> **What is being asked**
Below are records to be output exactly, every one of them.

> **Source data**
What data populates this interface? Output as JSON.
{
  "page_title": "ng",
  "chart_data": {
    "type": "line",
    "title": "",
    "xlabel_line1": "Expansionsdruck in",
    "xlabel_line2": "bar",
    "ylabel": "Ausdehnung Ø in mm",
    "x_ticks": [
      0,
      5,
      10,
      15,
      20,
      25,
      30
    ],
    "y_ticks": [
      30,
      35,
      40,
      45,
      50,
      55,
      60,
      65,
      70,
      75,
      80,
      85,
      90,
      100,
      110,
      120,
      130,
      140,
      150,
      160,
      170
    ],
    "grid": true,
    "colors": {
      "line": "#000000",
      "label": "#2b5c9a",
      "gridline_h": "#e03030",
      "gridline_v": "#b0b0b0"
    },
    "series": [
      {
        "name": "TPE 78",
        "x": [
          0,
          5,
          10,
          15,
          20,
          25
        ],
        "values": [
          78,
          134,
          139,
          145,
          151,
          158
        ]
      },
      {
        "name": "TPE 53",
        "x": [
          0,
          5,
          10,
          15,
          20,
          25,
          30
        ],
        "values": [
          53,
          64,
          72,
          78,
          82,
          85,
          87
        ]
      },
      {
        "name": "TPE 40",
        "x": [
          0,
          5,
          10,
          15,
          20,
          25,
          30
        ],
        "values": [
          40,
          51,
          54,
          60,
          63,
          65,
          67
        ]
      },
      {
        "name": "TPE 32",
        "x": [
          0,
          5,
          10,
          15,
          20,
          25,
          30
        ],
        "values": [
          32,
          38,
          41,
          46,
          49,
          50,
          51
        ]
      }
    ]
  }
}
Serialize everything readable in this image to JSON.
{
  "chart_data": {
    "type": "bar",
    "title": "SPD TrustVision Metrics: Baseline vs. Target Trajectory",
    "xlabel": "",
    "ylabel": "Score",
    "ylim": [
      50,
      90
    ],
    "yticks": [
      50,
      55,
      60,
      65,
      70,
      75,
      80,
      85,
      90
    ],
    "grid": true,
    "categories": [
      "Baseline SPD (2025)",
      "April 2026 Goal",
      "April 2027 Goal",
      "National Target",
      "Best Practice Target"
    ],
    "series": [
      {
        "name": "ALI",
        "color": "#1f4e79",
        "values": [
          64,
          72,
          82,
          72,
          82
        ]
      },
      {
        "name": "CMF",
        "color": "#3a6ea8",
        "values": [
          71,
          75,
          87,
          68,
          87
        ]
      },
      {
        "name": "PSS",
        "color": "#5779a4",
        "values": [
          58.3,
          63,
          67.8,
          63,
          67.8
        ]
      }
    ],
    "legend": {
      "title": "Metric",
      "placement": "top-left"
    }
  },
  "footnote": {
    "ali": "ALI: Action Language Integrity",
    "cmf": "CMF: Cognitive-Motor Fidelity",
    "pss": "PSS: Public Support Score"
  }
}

> **Complete output**
What data populates this interface? Output as JSON.
{
  "page_title": "ng",
  "chart_data": {
    "type": "line",
    "title": "",
    "xlabel_line1": "Expansionsdruck in",
    "xlabel_line2": "bar",
    "ylabel": "Ausdehnung Ø in mm",
    "x_ticks": [
      0,
      5,
      10,
      15,
      20,
      25,
      30
    ],
    "y_ticks": [
      30,
      35,
      40,
      45,
      50,
      55,
      60,
      65,
      70,
      75,
      80,
      85,
      90,
      100,
      110,
      120,
      130,
      140,
      150,
      160,
      170
    ],
    "grid": true,
    "colors": {
      "line": "#000000",
      "label": "#2b5c9a",
      "gridline_h": "#e03030",
      "gridline_v": "#b0b0b0"
    },
    "series": [
      {
        "name": "TPE 78",
        "x": [
          0,
          5,
          10,
          15,
          20,
          25
        ],
        "values": [
          78,
          134,
          139,
          145,
          151,
          158
        ]
      },
      {
        "name": "TPE 53",
        "x": [
          0,
          5,
          10,
          15,
          20,
          25,
          30
        ],
        "values": [
          53,
          64,
          72,
          78,
          82,
          85,
          87
        ]
      },
      {
        "name": "TPE 40",
        "x": [
          0,
          5,
          10,
          15,
          20,
          25,
          30
        ],
        "values": [
          40,
          51,
          54,
          60,
          63,
          65,
          67
        ]
      },
      {
        "name": "TPE 32",
        "x": [
          0,
          5,
          10,
          15,
          20,
          25,
          30
        ],
        "values": [
          32,
          38,
          41,
          46,
          49,
          50,
          51
        ]
      }
    ]
  }
}
Serialize everything readable in this image to JSON.
{
  "chart_data": {
    "type": "bar",
    "title": "SPD TrustVision Metrics: Baseline vs. Target Trajectory",
    "xlabel": "",
    "ylabel": "Score",
    "ylim": [
      50,
      90
    ],
    "yticks": [
      50,
      55,
      60,
      65,
      70,
      75,
      80,
      85,
      90
    ],
    "grid": true,
    "categories": [
      "Baseline SPD (2025)",
      "April 2026 Goal",
      "April 2027 Goal",
      "National Target",
      "Best Practice Target"
    ],
    "series": [
      {
        "name": "ALI",
        "color": "#1f4e79",
        "values": [
          64,
          72,
          82,
          72,
          82
        ]
      },
      {
        "name": "CMF",
        "color": "#3a6ea8",
        "values": [
          71,
          75,
          87,
          68,
          87
        ]
      },
      {
        "name": "PSS",
        "color": "#5779a4",
        "values": [
          58.3,
          63,
          67.8,
          63,
          67.8
        ]
      }
    ],
    "legend": {
      "title": "Metric",
      "placement": "top-left"
    }
  },
  "footnote": {
    "ali": "ALI: Action Language Integrity",
    "cmf": "CMF: Cognitive-Motor Fidelity",
    "pss": "PSS: Public Support Score"
  }
}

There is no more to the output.